▶ Written instruction: Write out the listing below exactly, and omit any images you find in it.

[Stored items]
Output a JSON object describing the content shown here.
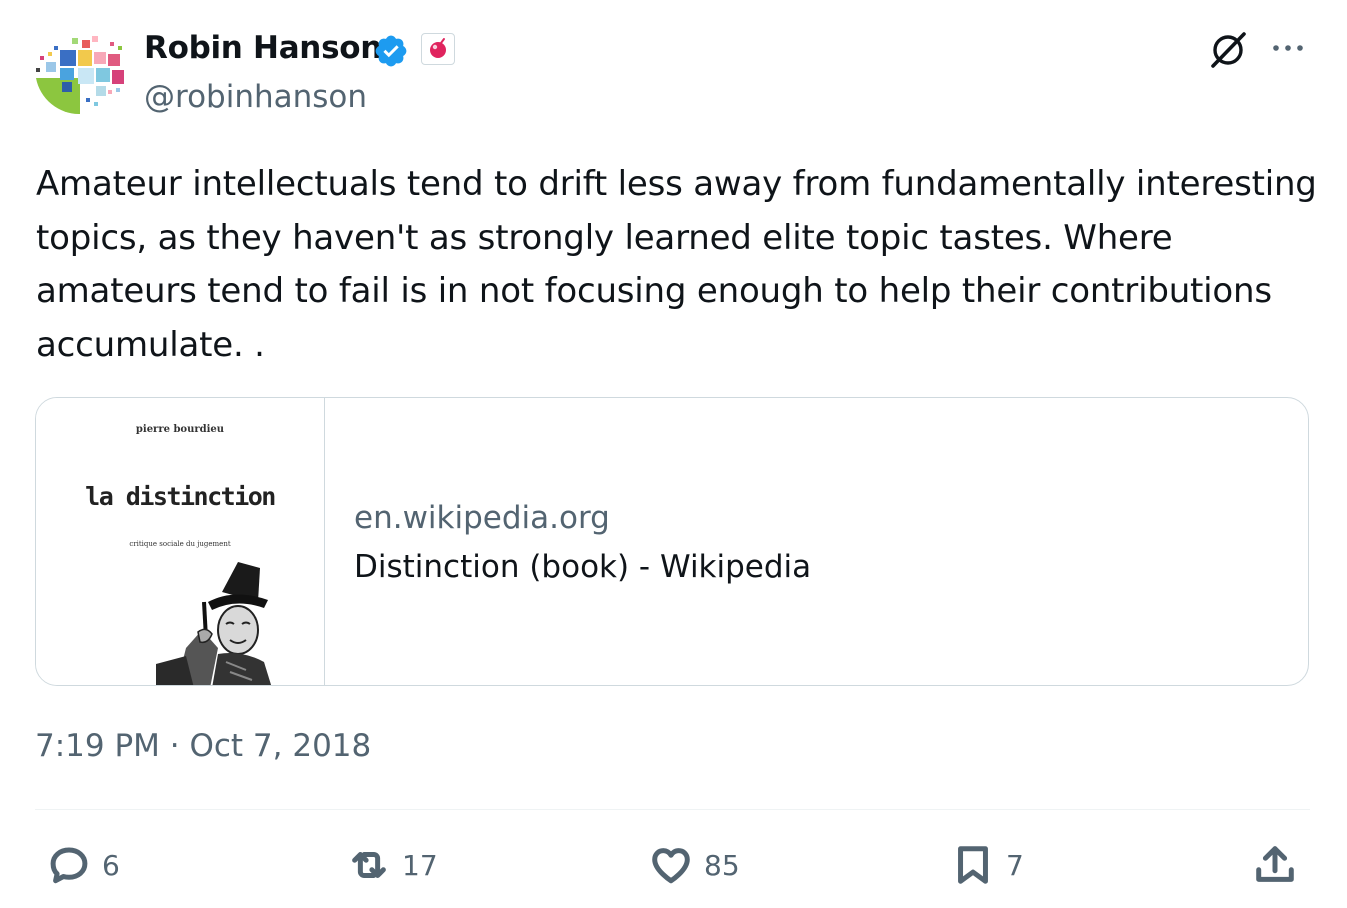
{
  "author": {
    "name": "Robin Hanson",
    "handle": "@robinhanson",
    "avatar_icon": "mosaic-avatar",
    "verified_icon": "verified-badge-icon",
    "affiliation_icon": "affiliation-badge-icon"
  },
  "tweet": {
    "text": "Amateur intellectuals tend to drift less away from fundamentally interesting topics, as they haven't as strongly learned elite topic tastes. Where amateurs tend to fail is in not focusing enough to help their contributions accumulate. ."
  },
  "card": {
    "book_author": "pierre bourdieu",
    "book_title": "la distinction",
    "book_subtitle": "critique sociale du jugement",
    "domain": "en.wikipedia.org",
    "title": "Distinction (book) - Wikipedia"
  },
  "meta": {
    "timestamp": "7:19 PM · Oct 7, 2018"
  },
  "actions": {
    "replies": "6",
    "reposts": "17",
    "likes": "85",
    "bookmarks": "7"
  },
  "colors": {
    "text": "#0f1419",
    "secondary": "#536471",
    "verified": "#1d9bf0",
    "border": "#cfd9de"
  }
}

▶ Output of the exercise:
Output a JSON object describing the content shown here.
{
  "author": {
    "name": "Robin Hanson",
    "handle": "@robinhanson",
    "avatar_icon": "mosaic-avatar",
    "verified_icon": "verified-badge-icon",
    "affiliation_icon": "affiliation-badge-icon"
  },
  "tweet": {
    "text": "Amateur intellectuals tend to drift less away from fundamentally interesting topics, as they haven't as strongly learned elite topic tastes. Where amateurs tend to fail is in not focusing enough to help their contributions accumulate. ."
  },
  "card": {
    "book_author": "pierre bourdieu",
    "book_title": "la distinction",
    "book_subtitle": "critique sociale du jugement",
    "domain": "en.wikipedia.org",
    "title": "Distinction (book) - Wikipedia"
  },
  "meta": {
    "timestamp": "7:19 PM · Oct 7, 2018"
  },
  "actions": {
    "replies": "6",
    "reposts": "17",
    "likes": "85",
    "bookmarks": "7"
  },
  "colors": {
    "text": "#0f1419",
    "secondary": "#536471",
    "verified": "#1d9bf0",
    "border": "#cfd9de"
  }
}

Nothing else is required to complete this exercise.